=== Document passage ===
+++
Reviews

June 27, 2014
 

SHOWBUZZDAILY Film Review: “Transformers: Age of Extinction”

 

TRANSFORMERS: AGE OF EXTINCTION:  Not Even For Free – Hollywood’s Blockbuster Mentality To the Max

Here are just a few of the epic movies with running times shorter than the 165 minutes of TRANSFORMERS: AGE OF EXTINCTION:  Apocalypse Now, Avatar, 2001: A Space Odyssey, The Bridge On the River Kwai, Boogie Nights and Empire of the Sun all muddled through with less length than this latest go-round with the Autobots, Decepticons and their human sidekicks.
+++
=== Required tasks ===
1: According to the film review, how long is the running time of "Transformers: Age of Extinction"?
2: Copy everything in the film review from "June 27, 2014" down to "their human sidekicks.", word for word.
3: Why does the film review name Apocalypse Now, Avatar, 2001: A Space Odyssey, and the other films?
The data that comes next is separate material with no connection to the film review.
+++
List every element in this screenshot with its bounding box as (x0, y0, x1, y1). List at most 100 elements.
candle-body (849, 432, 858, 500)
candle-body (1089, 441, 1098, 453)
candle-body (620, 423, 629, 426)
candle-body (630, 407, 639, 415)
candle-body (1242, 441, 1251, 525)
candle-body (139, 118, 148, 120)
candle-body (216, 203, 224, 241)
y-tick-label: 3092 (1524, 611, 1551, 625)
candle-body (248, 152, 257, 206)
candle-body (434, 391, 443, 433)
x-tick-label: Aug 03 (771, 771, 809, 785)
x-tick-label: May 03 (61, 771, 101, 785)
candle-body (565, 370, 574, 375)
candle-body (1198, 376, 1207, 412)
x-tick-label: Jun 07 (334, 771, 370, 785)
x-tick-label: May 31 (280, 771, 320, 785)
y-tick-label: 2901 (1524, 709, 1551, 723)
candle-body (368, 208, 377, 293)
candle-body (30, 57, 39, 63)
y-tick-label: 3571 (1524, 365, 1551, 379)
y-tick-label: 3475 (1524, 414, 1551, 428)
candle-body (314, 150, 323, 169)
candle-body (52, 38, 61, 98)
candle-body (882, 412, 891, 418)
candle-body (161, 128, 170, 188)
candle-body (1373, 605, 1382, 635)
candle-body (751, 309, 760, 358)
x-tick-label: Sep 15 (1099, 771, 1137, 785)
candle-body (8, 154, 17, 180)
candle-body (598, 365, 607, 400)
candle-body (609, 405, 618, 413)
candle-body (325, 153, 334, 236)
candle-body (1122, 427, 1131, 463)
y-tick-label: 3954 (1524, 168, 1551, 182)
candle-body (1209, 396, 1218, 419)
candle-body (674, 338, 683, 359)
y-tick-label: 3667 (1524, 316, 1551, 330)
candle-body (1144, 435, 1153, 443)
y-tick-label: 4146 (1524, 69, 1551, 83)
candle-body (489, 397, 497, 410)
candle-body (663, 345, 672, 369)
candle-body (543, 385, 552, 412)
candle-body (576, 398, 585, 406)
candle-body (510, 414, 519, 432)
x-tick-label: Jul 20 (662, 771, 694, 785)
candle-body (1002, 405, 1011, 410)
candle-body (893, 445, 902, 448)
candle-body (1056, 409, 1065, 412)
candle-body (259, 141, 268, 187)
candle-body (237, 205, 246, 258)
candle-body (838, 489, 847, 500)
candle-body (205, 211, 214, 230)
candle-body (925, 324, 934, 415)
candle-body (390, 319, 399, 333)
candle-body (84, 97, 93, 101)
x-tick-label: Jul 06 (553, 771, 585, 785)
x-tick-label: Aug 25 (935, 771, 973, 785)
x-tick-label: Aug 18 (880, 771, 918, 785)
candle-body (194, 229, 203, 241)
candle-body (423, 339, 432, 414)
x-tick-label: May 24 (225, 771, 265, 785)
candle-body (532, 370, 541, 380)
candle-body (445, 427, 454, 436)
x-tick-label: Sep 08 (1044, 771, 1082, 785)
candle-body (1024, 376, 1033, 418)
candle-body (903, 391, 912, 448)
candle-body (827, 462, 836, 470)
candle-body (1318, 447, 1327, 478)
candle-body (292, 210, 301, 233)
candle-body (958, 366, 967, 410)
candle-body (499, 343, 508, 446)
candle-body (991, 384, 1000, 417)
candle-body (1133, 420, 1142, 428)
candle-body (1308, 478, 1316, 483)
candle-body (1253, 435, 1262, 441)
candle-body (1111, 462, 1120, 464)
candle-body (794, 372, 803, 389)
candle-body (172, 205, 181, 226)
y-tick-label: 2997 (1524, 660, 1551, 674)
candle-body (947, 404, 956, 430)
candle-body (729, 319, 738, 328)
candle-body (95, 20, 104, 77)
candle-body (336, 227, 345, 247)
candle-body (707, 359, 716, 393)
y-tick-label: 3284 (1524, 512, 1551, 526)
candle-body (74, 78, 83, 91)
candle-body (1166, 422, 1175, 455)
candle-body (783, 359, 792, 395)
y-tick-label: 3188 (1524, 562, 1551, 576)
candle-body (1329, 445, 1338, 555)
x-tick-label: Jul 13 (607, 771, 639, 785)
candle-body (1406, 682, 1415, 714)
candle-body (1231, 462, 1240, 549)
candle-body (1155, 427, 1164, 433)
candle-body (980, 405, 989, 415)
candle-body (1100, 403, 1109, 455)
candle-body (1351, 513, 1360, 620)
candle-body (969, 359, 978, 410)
+++
=== Outputs ===
1: 165 minutes.

2:
June 27, 2014
 

SHOWBUZZDAILY Film Review: “Transformers: Age of Extinction”

 

TRANSFORMERS: AGE OF EXTINCTION:  Not Even For Free – Hollywood’s Blockbuster Mentality To the Max

Here are just a few of the epic movies with running times shorter than the 165 minutes of TRANSFORMERS: AGE OF EXTINCTION:  Apocalypse Now, Avatar, 2001: A Space Odyssey, The Bridge On the River Kwai, Boogie Nights and Empire of the Sun all muddled through with less length than this latest go-round with the Autobots, Decepticons and their human sidekicks.

3: They are epic movies whose running times are all shorter than the 165 minutes of "Transformers: Age of Extinction." Each of them got by with less length than this latest installment with the Autobots, Decepticons and their human sidekicks.